▶ **DIRECTIONS FOR THIS TASK**:
Copy each line holding the string "BrushHair".
::::
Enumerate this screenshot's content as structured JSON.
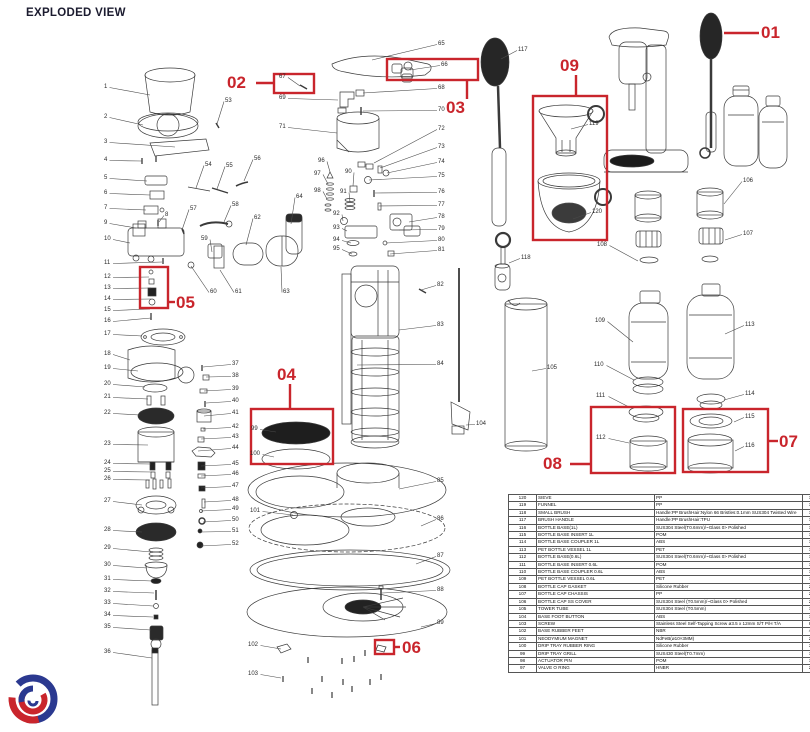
{
  "title": "EXPLODED VIEW",
  "colors": {
    "accent_red": "#c9252c",
    "leader_line": "#4a4a4a",
    "logo_blue": "#2b3990",
    "logo_red": "#c9252c"
  },
  "callouts": [
    {
      "label": "01",
      "text_x": 761,
      "text_y": 24,
      "line": [
        724,
        33,
        759,
        33
      ],
      "box": null
    },
    {
      "label": "02",
      "text_x": 227,
      "text_y": 74,
      "line": [
        256,
        83,
        273,
        83
      ],
      "box": [
        274,
        74,
        40,
        19
      ]
    },
    {
      "label": "03",
      "text_x": 446,
      "text_y": 99,
      "line": [
        467,
        80,
        467,
        99
      ],
      "box": [
        387,
        59,
        91,
        21
      ]
    },
    {
      "label": "04",
      "text_x": 277,
      "text_y": 366,
      "line": [
        290,
        384,
        290,
        409
      ],
      "box": [
        251,
        409,
        82,
        55
      ]
    },
    {
      "label": "05",
      "text_x": 176,
      "text_y": 294,
      "line": [
        168,
        302,
        175,
        302
      ],
      "box": [
        140,
        267,
        28,
        41
      ]
    },
    {
      "label": "06",
      "text_x": 402,
      "text_y": 639,
      "line": [
        394,
        647,
        400,
        647
      ],
      "box": [
        375,
        640,
        19,
        14
      ]
    },
    {
      "label": "07",
      "text_x": 779,
      "text_y": 433,
      "line": [
        769,
        441,
        778,
        441
      ],
      "box": [
        683,
        409,
        85,
        63
      ]
    },
    {
      "label": "08",
      "text_x": 543,
      "text_y": 455,
      "line": [
        570,
        464,
        591,
        464
      ],
      "box": [
        591,
        407,
        84,
        66
      ]
    },
    {
      "label": "09",
      "text_x": 560,
      "text_y": 57,
      "line": [
        576,
        75,
        576,
        96
      ],
      "box": [
        533,
        96,
        74,
        144
      ]
    }
  ],
  "part_labels": [
    [
      1,
      104,
      84,
      150,
      95
    ],
    [
      2,
      104,
      114,
      143,
      125
    ],
    [
      3,
      104,
      139,
      175,
      147
    ],
    [
      4,
      104,
      157,
      142,
      161
    ],
    [
      5,
      104,
      175,
      147,
      181
    ],
    [
      6,
      104,
      190,
      150,
      195
    ],
    [
      7,
      104,
      205,
      146,
      210
    ],
    [
      8,
      165,
      212,
      159,
      222
    ],
    [
      9,
      104,
      220,
      136,
      228
    ],
    [
      10,
      104,
      236,
      130,
      243
    ],
    [
      11,
      104,
      260,
      162,
      262
    ],
    [
      12,
      104,
      274,
      149,
      277
    ],
    [
      13,
      104,
      285,
      151,
      288
    ],
    [
      14,
      104,
      296,
      151,
      299
    ],
    [
      15,
      104,
      307,
      150,
      309
    ],
    [
      16,
      104,
      318,
      151,
      318
    ],
    [
      17,
      104,
      331,
      142,
      336
    ],
    [
      18,
      104,
      351,
      130,
      360
    ],
    [
      19,
      104,
      365,
      138,
      371
    ],
    [
      20,
      104,
      381,
      145,
      387
    ],
    [
      21,
      104,
      394,
      148,
      399
    ],
    [
      22,
      104,
      410,
      140,
      415
    ],
    [
      23,
      104,
      441,
      148,
      445
    ],
    [
      24,
      104,
      460,
      151,
      464
    ],
    [
      25,
      104,
      468,
      152,
      472
    ],
    [
      26,
      104,
      476,
      150,
      480
    ],
    [
      27,
      104,
      498,
      142,
      505
    ],
    [
      28,
      104,
      527,
      142,
      532
    ],
    [
      29,
      104,
      545,
      151,
      552
    ],
    [
      30,
      104,
      562,
      147,
      568
    ],
    [
      31,
      104,
      576,
      152,
      581
    ],
    [
      32,
      104,
      588,
      154,
      593
    ],
    [
      33,
      104,
      600,
      153,
      606
    ],
    [
      34,
      104,
      612,
      153,
      617
    ],
    [
      35,
      104,
      624,
      151,
      630
    ],
    [
      36,
      104,
      649,
      152,
      658
    ],
    [
      37,
      232,
      361,
      203,
      367
    ],
    [
      38,
      232,
      373,
      206,
      377
    ],
    [
      39,
      232,
      386,
      204,
      391
    ],
    [
      40,
      232,
      398,
      206,
      403
    ],
    [
      41,
      232,
      410,
      204,
      416
    ],
    [
      42,
      232,
      424,
      203,
      429
    ],
    [
      43,
      232,
      434,
      201,
      439
    ],
    [
      44,
      232,
      445,
      198,
      451
    ],
    [
      45,
      232,
      461,
      201,
      466
    ],
    [
      46,
      232,
      471,
      201,
      476
    ],
    [
      47,
      232,
      483,
      201,
      488
    ],
    [
      48,
      232,
      497,
      204,
      502
    ],
    [
      49,
      232,
      506,
      201,
      511
    ],
    [
      50,
      232,
      517,
      203,
      522
    ],
    [
      51,
      232,
      528,
      201,
      532
    ],
    [
      52,
      232,
      541,
      201,
      546
    ],
    [
      53,
      225,
      98,
      217,
      124
    ],
    [
      54,
      205,
      162,
      196,
      188
    ],
    [
      55,
      226,
      163,
      217,
      189
    ],
    [
      56,
      254,
      156,
      244,
      181
    ],
    [
      57,
      190,
      206,
      182,
      230
    ],
    [
      58,
      232,
      202,
      224,
      222
    ],
    [
      59,
      201,
      236,
      212,
      252
    ],
    [
      60,
      210,
      289,
      191,
      266
    ],
    [
      61,
      235,
      289,
      220,
      270
    ],
    [
      62,
      254,
      215,
      246,
      245
    ],
    [
      63,
      283,
      289,
      281,
      267
    ],
    [
      64,
      296,
      194,
      291,
      224
    ],
    [
      65,
      438,
      41,
      372,
      60
    ],
    [
      66,
      441,
      62,
      410,
      70
    ],
    [
      67,
      279,
      74,
      300,
      86
    ],
    [
      68,
      438,
      85,
      363,
      93
    ],
    [
      69,
      279,
      95,
      338,
      100
    ],
    [
      70,
      438,
      107,
      363,
      111
    ],
    [
      71,
      279,
      124,
      337,
      133
    ],
    [
      72,
      438,
      126,
      374,
      163
    ],
    [
      73,
      438,
      144,
      380,
      168
    ],
    [
      74,
      438,
      159,
      387,
      173
    ],
    [
      75,
      438,
      173,
      369,
      180
    ],
    [
      76,
      438,
      189,
      375,
      193
    ],
    [
      77,
      438,
      202,
      379,
      206
    ],
    [
      78,
      438,
      214,
      409,
      222
    ],
    [
      79,
      438,
      226,
      399,
      230
    ],
    [
      80,
      438,
      237,
      386,
      243
    ],
    [
      81,
      438,
      247,
      390,
      254
    ],
    [
      82,
      437,
      282,
      421,
      290
    ],
    [
      83,
      437,
      322,
      399,
      330
    ],
    [
      84,
      437,
      361,
      357,
      365
    ],
    [
      85,
      437,
      478,
      399,
      489
    ],
    [
      86,
      437,
      516,
      421,
      526
    ],
    [
      87,
      437,
      553,
      416,
      564
    ],
    [
      88,
      437,
      587,
      382,
      593
    ],
    [
      89,
      437,
      620,
      421,
      627
    ],
    [
      90,
      345,
      169,
      353,
      186
    ],
    [
      91,
      340,
      189,
      350,
      202
    ],
    [
      92,
      333,
      211,
      343,
      221
    ],
    [
      93,
      333,
      225,
      347,
      231
    ],
    [
      94,
      333,
      237,
      351,
      243
    ],
    [
      95,
      333,
      246,
      352,
      254
    ],
    [
      96,
      318,
      158,
      330,
      172
    ],
    [
      97,
      314,
      171,
      328,
      184
    ],
    [
      98,
      314,
      188,
      327,
      199
    ],
    [
      99,
      251,
      426,
      276,
      432
    ],
    [
      100,
      250,
      451,
      274,
      457
    ],
    [
      101,
      250,
      508,
      293,
      515
    ],
    [
      102,
      248,
      642,
      281,
      649
    ],
    [
      103,
      248,
      671,
      281,
      678
    ],
    [
      104,
      476,
      421,
      466,
      425
    ],
    [
      105,
      547,
      365,
      532,
      371
    ],
    [
      106,
      743,
      178,
      724,
      204
    ],
    [
      107,
      743,
      231,
      725,
      240
    ],
    [
      108,
      597,
      242,
      638,
      261
    ],
    [
      109,
      595,
      318,
      633,
      342
    ],
    [
      110,
      594,
      362,
      634,
      380
    ],
    [
      111,
      596,
      393,
      629,
      407
    ],
    [
      112,
      596,
      435,
      629,
      443
    ],
    [
      113,
      745,
      322,
      725,
      334
    ],
    [
      114,
      745,
      391,
      724,
      400
    ],
    [
      115,
      745,
      414,
      734,
      422
    ],
    [
      116,
      745,
      443,
      735,
      451
    ],
    [
      117,
      518,
      47,
      501,
      59
    ],
    [
      118,
      521,
      255,
      509,
      263
    ],
    [
      119,
      589,
      121,
      571,
      129
    ],
    [
      120,
      592,
      209,
      573,
      219
    ]
  ],
  "table": {
    "columns": [
      "no",
      "description",
      "material",
      "qty"
    ],
    "rows": [
      [
        "120",
        "SIEVE",
        "PP",
        "1"
      ],
      [
        "119",
        "FUNNEL",
        "PP",
        "1"
      ],
      [
        "118",
        "SMALL BRUSH",
        "Handle:PP  BrushHair:Nylon 66  Bristles:0.1mm SUS304 Twisted Wire",
        "1"
      ],
      [
        "117",
        "BRUSH HANDLE",
        "Handle:PP  BrushHair:TPU",
        "1"
      ],
      [
        "116",
        "BOTTLE BASE(1L)",
        "SUS304 Steel(T0.6mm)/~Glass 0> Polished",
        "1"
      ],
      [
        "115",
        "BOTTLE BASE INSERT 1L",
        "POM",
        "1"
      ],
      [
        "114",
        "BOTTLE BASE COUPLER 1L",
        "ABS",
        "1"
      ],
      [
        "113",
        "PET BOTTLE VESSEL 1L",
        "PET",
        "1"
      ],
      [
        "112",
        "BOTTLE BASE(0.6L)",
        "SUS304 Steel(T0.6mm)/~Glass 0> Polished",
        "1"
      ],
      [
        "111",
        "BOTTLE BASE INSERT 0.6L",
        "POM",
        "1"
      ],
      [
        "110",
        "BOTTLE BASE COUPLER 0.6L",
        "ABS",
        "1"
      ],
      [
        "109",
        "PET BOTTLE VESSEL 0.6L",
        "PET",
        "1"
      ],
      [
        "108",
        "BOTTLE CAP GASKET",
        "Silicone Rubber",
        "2"
      ],
      [
        "107",
        "BOTTLE CAP CHASSIS",
        "PP",
        "2"
      ],
      [
        "106",
        "BOTTLE CAP SS COVER",
        "SUS304 Steel (T0.5mm)/~Glass 0> Polished",
        "2"
      ],
      [
        "105",
        "TOWER TUBE",
        "SUS304 Steel (T0.5mm)",
        "1"
      ],
      [
        "104",
        "BASE FOOT BUTTON",
        "ABS",
        "1"
      ],
      [
        "103",
        "SCREW",
        "Stainless Steel Self-Tapping Screw ø3.5 x 12mm S/T P/H T/A",
        "8"
      ],
      [
        "102",
        "BASE RUBBER FEET",
        "NBR",
        "4"
      ],
      [
        "101",
        "NEODYMIUM MAGNET",
        "NdFeB(ø10×3MM)",
        "2"
      ],
      [
        "100",
        "DRIP TRAY RUBBER RING",
        "Silicone Rubber",
        "3"
      ],
      [
        "99",
        "DRIP TRAY GRILL",
        "SUS430 Steel(T0.7mm)",
        "1"
      ],
      [
        "98",
        "ACTUATOR PIN",
        "POM",
        "1"
      ],
      [
        "97",
        "VALVE O RING",
        "HNBR",
        "2"
      ]
    ]
  }
}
::::
▶ **RESULT OF THIS EXERCISE**:
        "Handle:PP  BrushHair:Nylon 66  Bristles:0.1mm SUS304 Twisted Wire",
        "Handle:PP  BrushHair:TPU",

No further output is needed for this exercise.